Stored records
───
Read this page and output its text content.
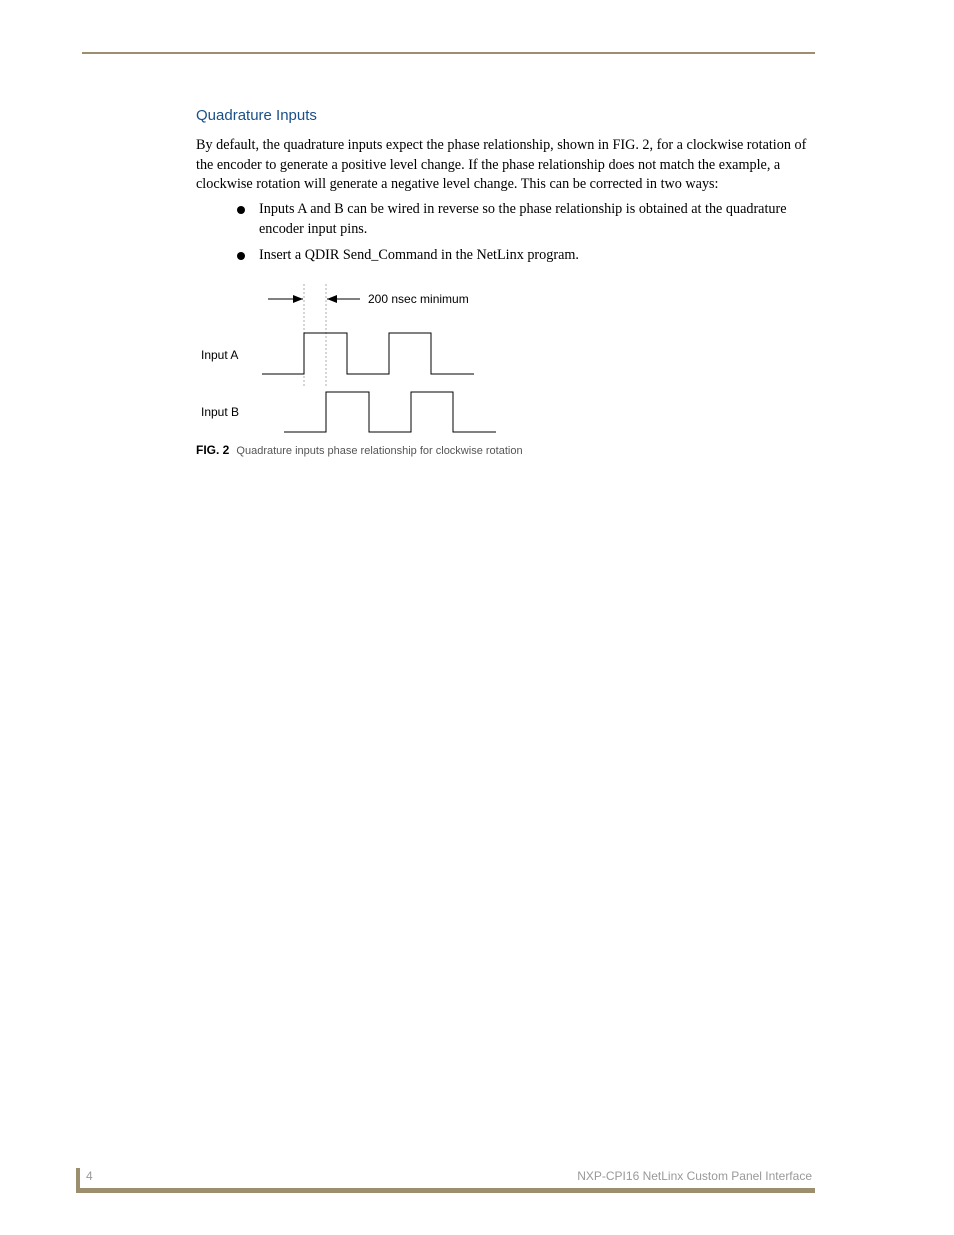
Quadrature Inputs

By default, the quadrature inputs expect the phase relationship, shown in FIG. 2, for a clockwise rotation of the encoder to generate a positive level change. If the phase relationship does not match the example, a clockwise rotation will generate a negative level change. This can be corrected in two ways:

Inputs A and B can be wired in reverse so the phase relationship is obtained at the quadrature encoder input pins.
Insert a QDIR Send_Command in the NetLinx program.
200 nsec minimum
Input A
Input B

FIG. 2 Quadrature inputs phase relationship for clockwise rotation

4	NXP-CPI16 NetLinx Custom Panel Interface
───
:: Exercise description ::
The data above should be repeated exactly, minus any pictures.

:: Task output ::
Read this page and output its text content.
Quadrature Inputs

By default, the quadrature inputs expect the phase relationship, shown in FIG. 2, for a clockwise rotation of the encoder to generate a positive level change. If the phase relationship does not match the example, a clockwise rotation will generate a negative level change. This can be corrected in two ways:

Inputs A and B can be wired in reverse so the phase relationship is obtained at the quadrature encoder input pins.
Insert a QDIR Send_Command in the NetLinx program.
200 nsec minimum
Input A
Input B

FIG. 2 Quadrature inputs phase relationship for clockwise rotation

4	NXP-CPI16 NetLinx Custom Panel Interface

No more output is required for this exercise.